* _ROWS_
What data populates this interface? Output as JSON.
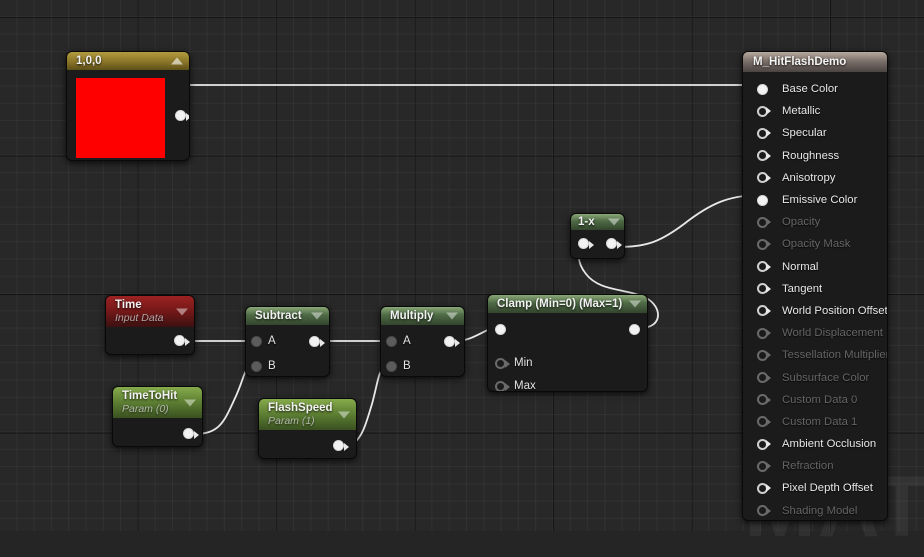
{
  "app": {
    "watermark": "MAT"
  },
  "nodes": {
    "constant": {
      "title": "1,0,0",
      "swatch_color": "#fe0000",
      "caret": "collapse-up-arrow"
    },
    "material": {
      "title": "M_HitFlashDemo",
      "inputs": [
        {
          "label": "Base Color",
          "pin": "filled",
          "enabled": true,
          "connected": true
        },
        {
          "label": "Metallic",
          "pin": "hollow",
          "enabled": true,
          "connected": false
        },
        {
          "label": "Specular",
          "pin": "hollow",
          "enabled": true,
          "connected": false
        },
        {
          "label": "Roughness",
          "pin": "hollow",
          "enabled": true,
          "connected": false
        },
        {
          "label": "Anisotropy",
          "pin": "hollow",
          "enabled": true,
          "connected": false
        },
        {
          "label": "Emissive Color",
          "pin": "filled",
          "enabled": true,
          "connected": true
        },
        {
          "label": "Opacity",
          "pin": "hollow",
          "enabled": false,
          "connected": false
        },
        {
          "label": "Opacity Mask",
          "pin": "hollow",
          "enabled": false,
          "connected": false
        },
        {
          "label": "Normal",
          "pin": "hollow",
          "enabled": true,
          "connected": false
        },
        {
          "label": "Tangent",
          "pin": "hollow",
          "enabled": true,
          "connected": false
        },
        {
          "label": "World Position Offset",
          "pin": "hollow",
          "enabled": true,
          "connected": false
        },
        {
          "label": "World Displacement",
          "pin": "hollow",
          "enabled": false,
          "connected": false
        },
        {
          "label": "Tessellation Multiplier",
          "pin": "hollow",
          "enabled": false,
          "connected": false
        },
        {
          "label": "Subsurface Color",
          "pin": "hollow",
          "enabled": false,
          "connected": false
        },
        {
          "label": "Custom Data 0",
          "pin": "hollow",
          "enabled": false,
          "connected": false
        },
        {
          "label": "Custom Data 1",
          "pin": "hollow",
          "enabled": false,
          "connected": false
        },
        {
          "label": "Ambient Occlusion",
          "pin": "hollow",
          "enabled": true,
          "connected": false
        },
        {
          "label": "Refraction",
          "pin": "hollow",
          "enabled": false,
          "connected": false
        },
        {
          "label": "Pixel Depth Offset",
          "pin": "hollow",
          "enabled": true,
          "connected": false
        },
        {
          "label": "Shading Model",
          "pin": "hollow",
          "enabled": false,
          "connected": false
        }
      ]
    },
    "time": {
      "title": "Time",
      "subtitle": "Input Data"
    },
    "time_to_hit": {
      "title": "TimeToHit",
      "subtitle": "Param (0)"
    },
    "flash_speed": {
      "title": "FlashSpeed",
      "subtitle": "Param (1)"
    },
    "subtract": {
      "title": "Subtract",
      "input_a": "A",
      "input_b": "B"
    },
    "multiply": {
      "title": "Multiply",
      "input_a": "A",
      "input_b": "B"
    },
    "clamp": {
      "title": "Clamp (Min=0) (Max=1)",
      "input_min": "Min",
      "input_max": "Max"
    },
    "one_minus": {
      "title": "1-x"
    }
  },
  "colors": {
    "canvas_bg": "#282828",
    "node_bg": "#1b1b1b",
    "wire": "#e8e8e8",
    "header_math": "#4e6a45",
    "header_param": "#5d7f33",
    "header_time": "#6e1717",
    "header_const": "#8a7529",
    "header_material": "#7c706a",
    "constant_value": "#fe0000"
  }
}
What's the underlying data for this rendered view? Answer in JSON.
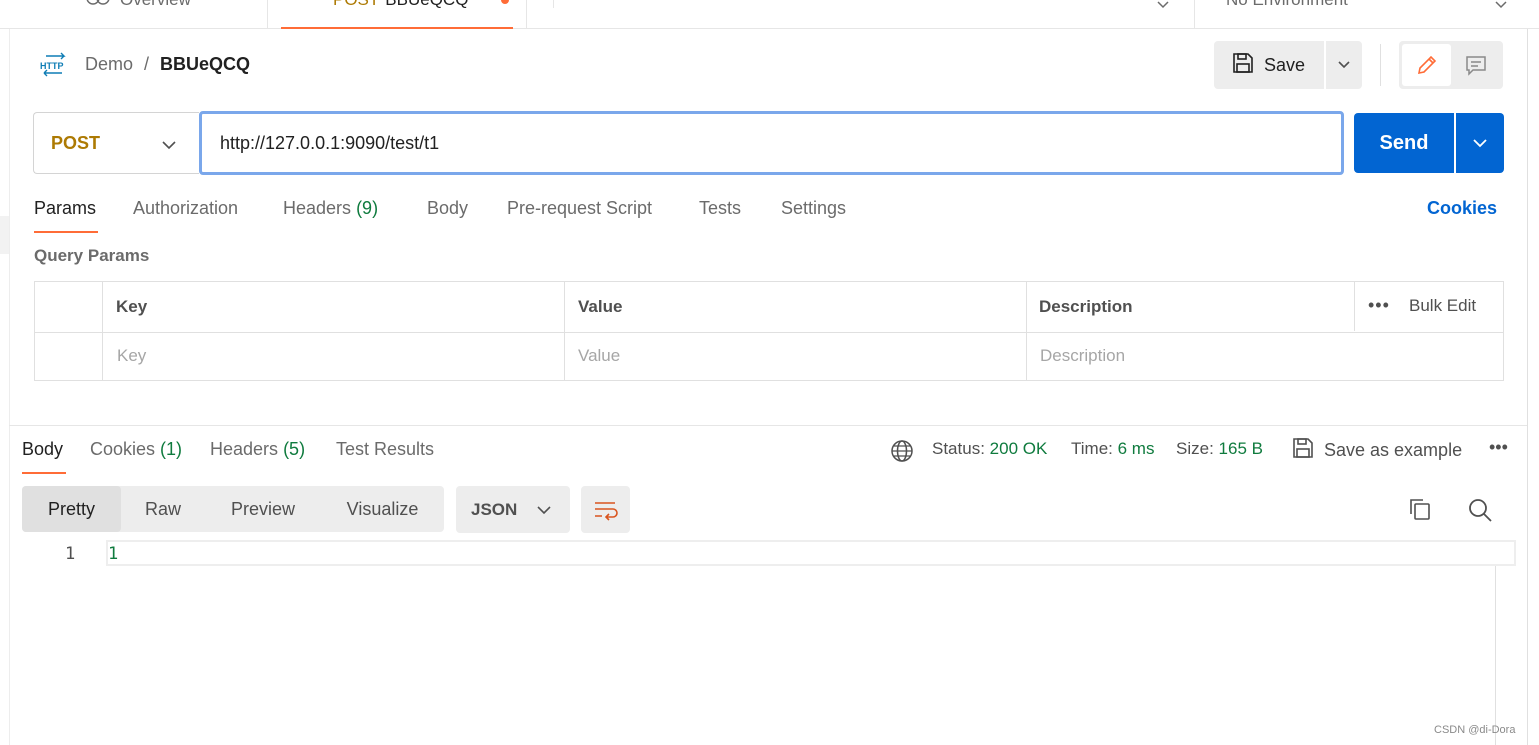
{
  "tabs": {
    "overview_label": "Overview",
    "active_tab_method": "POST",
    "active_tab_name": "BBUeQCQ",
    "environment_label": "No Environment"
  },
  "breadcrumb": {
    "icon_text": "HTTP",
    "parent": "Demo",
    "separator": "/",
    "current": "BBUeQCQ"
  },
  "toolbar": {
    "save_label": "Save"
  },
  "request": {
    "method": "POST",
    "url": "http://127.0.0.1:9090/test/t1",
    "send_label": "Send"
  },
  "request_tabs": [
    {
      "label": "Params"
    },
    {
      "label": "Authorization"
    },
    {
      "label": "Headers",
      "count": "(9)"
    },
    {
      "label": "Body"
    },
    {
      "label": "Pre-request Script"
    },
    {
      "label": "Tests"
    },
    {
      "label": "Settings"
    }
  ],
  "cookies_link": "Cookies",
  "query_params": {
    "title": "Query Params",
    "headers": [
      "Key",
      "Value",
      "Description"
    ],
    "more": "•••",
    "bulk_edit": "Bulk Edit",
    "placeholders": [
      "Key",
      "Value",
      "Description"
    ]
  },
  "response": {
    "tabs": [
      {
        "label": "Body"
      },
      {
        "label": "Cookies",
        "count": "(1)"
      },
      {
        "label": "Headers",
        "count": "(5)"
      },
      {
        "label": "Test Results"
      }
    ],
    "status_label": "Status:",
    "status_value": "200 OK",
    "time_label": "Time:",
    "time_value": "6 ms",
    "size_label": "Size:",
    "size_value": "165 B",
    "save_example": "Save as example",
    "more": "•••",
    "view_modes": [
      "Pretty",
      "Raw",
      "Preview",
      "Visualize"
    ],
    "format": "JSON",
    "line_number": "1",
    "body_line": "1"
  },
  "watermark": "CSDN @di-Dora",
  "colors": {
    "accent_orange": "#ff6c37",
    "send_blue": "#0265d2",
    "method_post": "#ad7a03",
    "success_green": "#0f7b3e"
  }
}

* _SET EXERCISE_
Your copy of the data above should match it exactly, except that pictures are left out.

* _TASK RESPONSE_
What data populates this interface? Output as JSON.
{
  "app": {
    "watermark": "MAT"
  },
  "nodes": {
    "constant": {
      "title": "1,0,0",
      "swatch_color": "#fe0000",
      "caret": "collapse-up-arrow"
    },
    "material": {
      "title": "M_HitFlashDemo",
      "inputs": [
        {
          "label": "Base Color",
          "pin": "filled",
          "enabled": true,
          "connected": true
        },
        {
          "label": "Metallic",
          "pin": "hollow",
          "enabled": true,
          "connected": false
        },
        {
          "label": "Specular",
          "pin": "hollow",
          "enabled": true,
          "connected": false
        },
        {
          "label": "Roughness",
          "pin": "hollow",
          "enabled": true,
          "connected": false
        },
        {
          "label": "Anisotropy",
          "pin": "hollow",
          "enabled": true,
          "connected": false
        },
        {
          "label": "Emissive Color",
          "pin": "filled",
          "enabled": true,
          "connected": true
        },
        {
          "label": "Opacity",
          "pin": "hollow",
          "enabled": false,
          "connected": false
        },
        {
          "label": "Opacity Mask",
          "pin": "hollow",
          "enabled": false,
          "connected": false
        },
        {
          "label": "Normal",
          "pin": "hollow",
          "enabled": true,
          "connected": false
        },
        {
          "label": "Tangent",
          "pin": "hollow",
          "enabled": true,
          "connected": false
        },
        {
          "label": "World Position Offset",
          "pin": "hollow",
          "enabled": true,
          "connected": false
        },
        {
          "label": "World Displacement",
          "pin": "hollow",
          "enabled": false,
          "connected": false
        },
        {
          "label": "Tessellation Multiplier",
          "pin": "hollow",
          "enabled": false,
          "connected": false
        },
        {
          "label": "Subsurface Color",
          "pin": "hollow",
          "enabled": false,
          "connected": false
        },
        {
          "label": "Custom Data 0",
          "pin": "hollow",
          "enabled": false,
          "connected": false
        },
        {
          "label": "Custom Data 1",
          "pin": "hollow",
          "enabled": false,
          "connected": false
        },
        {
          "label": "Ambient Occlusion",
          "pin": "hollow",
          "enabled": true,
          "connected": false
        },
        {
          "label": "Refraction",
          "pin": "hollow",
          "enabled": false,
          "connected": false
        },
        {
          "label": "Pixel Depth Offset",
          "pin": "hollow",
          "enabled": true,
          "connected": false
        },
        {
          "label": "Shading Model",
          "pin": "hollow",
          "enabled": false,
          "connected": false
        }
      ]
    },
    "time": {
      "title": "Time",
      "subtitle": "Input Data"
    },
    "time_to_hit": {
      "title": "TimeToHit",
      "subtitle": "Param (0)"
    },
    "flash_speed": {
      "title": "FlashSpeed",
      "subtitle": "Param (1)"
    },
    "subtract": {
      "title": "Subtract",
      "input_a": "A",
      "input_b": "B"
    },
    "multiply": {
      "title": "Multiply",
      "input_a": "A",
      "input_b": "B"
    },
    "clamp": {
      "title": "Clamp (Min=0) (Max=1)",
      "input_min": "Min",
      "input_max": "Max"
    },
    "one_minus": {
      "title": "1-x"
    }
  },
  "colors": {
    "canvas_bg": "#282828",
    "node_bg": "#1b1b1b",
    "wire": "#e8e8e8",
    "header_math": "#4e6a45",
    "header_param": "#5d7f33",
    "header_time": "#6e1717",
    "header_const": "#8a7529",
    "header_material": "#7c706a",
    "constant_value": "#fe0000"
  }
}
What's the underlying data for this rendered view? Answer in JSON.
{
  "tabs": {
    "overview_label": "Overview",
    "active_tab_method": "POST",
    "active_tab_name": "BBUeQCQ",
    "environment_label": "No Environment"
  },
  "breadcrumb": {
    "icon_text": "HTTP",
    "parent": "Demo",
    "separator": "/",
    "current": "BBUeQCQ"
  },
  "toolbar": {
    "save_label": "Save"
  },
  "request": {
    "method": "POST",
    "url": "http://127.0.0.1:9090/test/t1",
    "send_label": "Send"
  },
  "request_tabs": [
    {
      "label": "Params"
    },
    {
      "label": "Authorization"
    },
    {
      "label": "Headers",
      "count": "(9)"
    },
    {
      "label": "Body"
    },
    {
      "label": "Pre-request Script"
    },
    {
      "label": "Tests"
    },
    {
      "label": "Settings"
    }
  ],
  "cookies_link": "Cookies",
  "query_params": {
    "title": "Query Params",
    "headers": [
      "Key",
      "Value",
      "Description"
    ],
    "more": "•••",
    "bulk_edit": "Bulk Edit",
    "placeholders": [
      "Key",
      "Value",
      "Description"
    ]
  },
  "response": {
    "tabs": [
      {
        "label": "Body"
      },
      {
        "label": "Cookies",
        "count": "(1)"
      },
      {
        "label": "Headers",
        "count": "(5)"
      },
      {
        "label": "Test Results"
      }
    ],
    "status_label": "Status:",
    "status_value": "200 OK",
    "time_label": "Time:",
    "time_value": "6 ms",
    "size_label": "Size:",
    "size_value": "165 B",
    "save_example": "Save as example",
    "more": "•••",
    "view_modes": [
      "Pretty",
      "Raw",
      "Preview",
      "Visualize"
    ],
    "format": "JSON",
    "line_number": "1",
    "body_line": "1"
  },
  "watermark": "CSDN @di-Dora",
  "colors": {
    "accent_orange": "#ff6c37",
    "send_blue": "#0265d2",
    "method_post": "#ad7a03",
    "success_green": "#0f7b3e"
  }
}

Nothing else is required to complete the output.